Your task:
Return each entry exactly, with none missing.
==================================================
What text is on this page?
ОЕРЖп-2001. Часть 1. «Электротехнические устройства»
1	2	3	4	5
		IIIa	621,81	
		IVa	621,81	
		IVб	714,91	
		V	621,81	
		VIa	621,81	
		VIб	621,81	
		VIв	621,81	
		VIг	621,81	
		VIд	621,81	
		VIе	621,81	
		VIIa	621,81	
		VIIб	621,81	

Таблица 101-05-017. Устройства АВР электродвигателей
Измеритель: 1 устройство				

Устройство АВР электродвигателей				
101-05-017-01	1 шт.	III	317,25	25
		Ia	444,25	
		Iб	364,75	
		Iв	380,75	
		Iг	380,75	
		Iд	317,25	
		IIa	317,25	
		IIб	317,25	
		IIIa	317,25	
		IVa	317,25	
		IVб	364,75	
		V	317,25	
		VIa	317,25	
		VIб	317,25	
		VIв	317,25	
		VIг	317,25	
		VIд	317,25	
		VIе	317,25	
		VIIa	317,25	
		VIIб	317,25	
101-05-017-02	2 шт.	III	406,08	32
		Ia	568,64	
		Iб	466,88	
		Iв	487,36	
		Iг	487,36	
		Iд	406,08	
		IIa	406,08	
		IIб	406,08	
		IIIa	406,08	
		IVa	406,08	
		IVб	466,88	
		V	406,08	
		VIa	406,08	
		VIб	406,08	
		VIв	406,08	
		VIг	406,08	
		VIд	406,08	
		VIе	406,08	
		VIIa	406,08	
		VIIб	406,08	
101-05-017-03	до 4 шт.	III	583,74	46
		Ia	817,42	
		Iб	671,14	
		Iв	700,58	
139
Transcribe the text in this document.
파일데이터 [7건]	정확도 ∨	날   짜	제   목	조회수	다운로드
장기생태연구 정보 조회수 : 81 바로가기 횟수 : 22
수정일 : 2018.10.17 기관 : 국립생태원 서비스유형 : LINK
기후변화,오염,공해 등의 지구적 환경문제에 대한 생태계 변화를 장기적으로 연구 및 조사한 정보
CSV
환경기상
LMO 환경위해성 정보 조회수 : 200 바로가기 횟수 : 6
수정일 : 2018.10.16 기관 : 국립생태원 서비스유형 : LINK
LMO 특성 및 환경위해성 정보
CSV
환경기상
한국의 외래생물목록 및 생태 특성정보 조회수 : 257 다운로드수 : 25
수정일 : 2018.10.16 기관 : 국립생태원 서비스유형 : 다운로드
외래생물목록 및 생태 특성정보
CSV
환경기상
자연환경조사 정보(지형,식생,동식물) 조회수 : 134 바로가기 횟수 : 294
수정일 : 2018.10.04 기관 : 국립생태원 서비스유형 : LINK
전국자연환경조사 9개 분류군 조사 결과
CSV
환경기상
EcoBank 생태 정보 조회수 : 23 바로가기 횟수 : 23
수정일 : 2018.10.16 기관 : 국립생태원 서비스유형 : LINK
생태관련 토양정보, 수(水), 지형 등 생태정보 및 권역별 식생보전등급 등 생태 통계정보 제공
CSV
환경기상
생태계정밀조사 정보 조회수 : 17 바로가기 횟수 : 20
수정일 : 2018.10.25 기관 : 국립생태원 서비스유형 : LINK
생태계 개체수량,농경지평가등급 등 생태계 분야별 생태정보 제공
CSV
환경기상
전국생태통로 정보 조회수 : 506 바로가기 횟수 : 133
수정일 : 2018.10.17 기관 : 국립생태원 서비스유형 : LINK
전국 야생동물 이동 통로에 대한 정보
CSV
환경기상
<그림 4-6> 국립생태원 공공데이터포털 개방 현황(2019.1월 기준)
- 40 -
==================================================
Expected answer:
What text is on this page?
ОЕРЖп-2001. Часть 1. «Электротехнические устройства»
1	2	3	4	5
		IIIa	621,81	
		IVa	621,81	
		IVб	714,91	
		V	621,81	
		VIa	621,81	
		VIб	621,81	
		VIв	621,81	
		VIг	621,81	
		VIд	621,81	
		VIе	621,81	
		VIIa	621,81	
		VIIб	621,81	

Таблица 101-05-017. Устройства АВР электродвигателей
Измеритель: 1 устройство				

Устройство АВР электродвигателей				
101-05-017-01	1 шт.	III	317,25	25
		Ia	444,25	
		Iб	364,75	
		Iв	380,75	
		Iг	380,75	
		Iд	317,25	
		IIa	317,25	
		IIб	317,25	
		IIIa	317,25	
		IVa	317,25	
		IVб	364,75	
		V	317,25	
		VIa	317,25	
		VIб	317,25	
		VIв	317,25	
		VIг	317,25	
		VIд	317,25	
		VIе	317,25	
		VIIa	317,25	
		VIIб	317,25	
101-05-017-02	2 шт.	III	406,08	32
		Ia	568,64	
		Iб	466,88	
		Iв	487,36	
		Iг	487,36	
		Iд	406,08	
		IIa	406,08	
		IIб	406,08	
		IIIa	406,08	
		IVa	406,08	
		IVб	466,88	
		V	406,08	
		VIa	406,08	
		VIб	406,08	
		VIв	406,08	
		VIг	406,08	
		VIд	406,08	
		VIе	406,08	
		VIIa	406,08	
		VIIб	406,08	
101-05-017-03	до 4 шт.	III	583,74	46
		Ia	817,42	
		Iб	671,14	
		Iв	700,58	
139
Transcribe the text in this document.
파일데이터 [7건]	정확도 ∨	날   짜	제   목	조회수	다운로드
장기생태연구 정보 조회수 : 81 바로가기 횟수 : 22
수정일 : 2018.10.17 기관 : 국립생태원 서비스유형 : LINK
기후변화,오염,공해 등의 지구적 환경문제에 대한 생태계 변화를 장기적으로 연구 및 조사한 정보
CSV
환경기상
LMO 환경위해성 정보 조회수 : 200 바로가기 횟수 : 6
수정일 : 2018.10.16 기관 : 국립생태원 서비스유형 : LINK
LMO 특성 및 환경위해성 정보
CSV
환경기상
한국의 외래생물목록 및 생태 특성정보 조회수 : 257 다운로드수 : 25
수정일 : 2018.10.16 기관 : 국립생태원 서비스유형 : 다운로드
외래생물목록 및 생태 특성정보
CSV
환경기상
자연환경조사 정보(지형,식생,동식물) 조회수 : 134 바로가기 횟수 : 294
수정일 : 2018.10.04 기관 : 국립생태원 서비스유형 : LINK
전국자연환경조사 9개 분류군 조사 결과
CSV
환경기상
EcoBank 생태 정보 조회수 : 23 바로가기 횟수 : 23
수정일 : 2018.10.16 기관 : 국립생태원 서비스유형 : LINK
생태관련 토양정보, 수(水), 지형 등 생태정보 및 권역별 식생보전등급 등 생태 통계정보 제공
CSV
환경기상
생태계정밀조사 정보 조회수 : 17 바로가기 횟수 : 20
수정일 : 2018.10.25 기관 : 국립생태원 서비스유형 : LINK
생태계 개체수량,농경지평가등급 등 생태계 분야별 생태정보 제공
CSV
환경기상
전국생태통로 정보 조회수 : 506 바로가기 횟수 : 133
수정일 : 2018.10.17 기관 : 국립생태원 서비스유형 : LINK
전국 야생동물 이동 통로에 대한 정보
CSV
환경기상
<그림 4-6> 국립생태원 공공데이터포털 개방 현황(2019.1월 기준)
- 40 -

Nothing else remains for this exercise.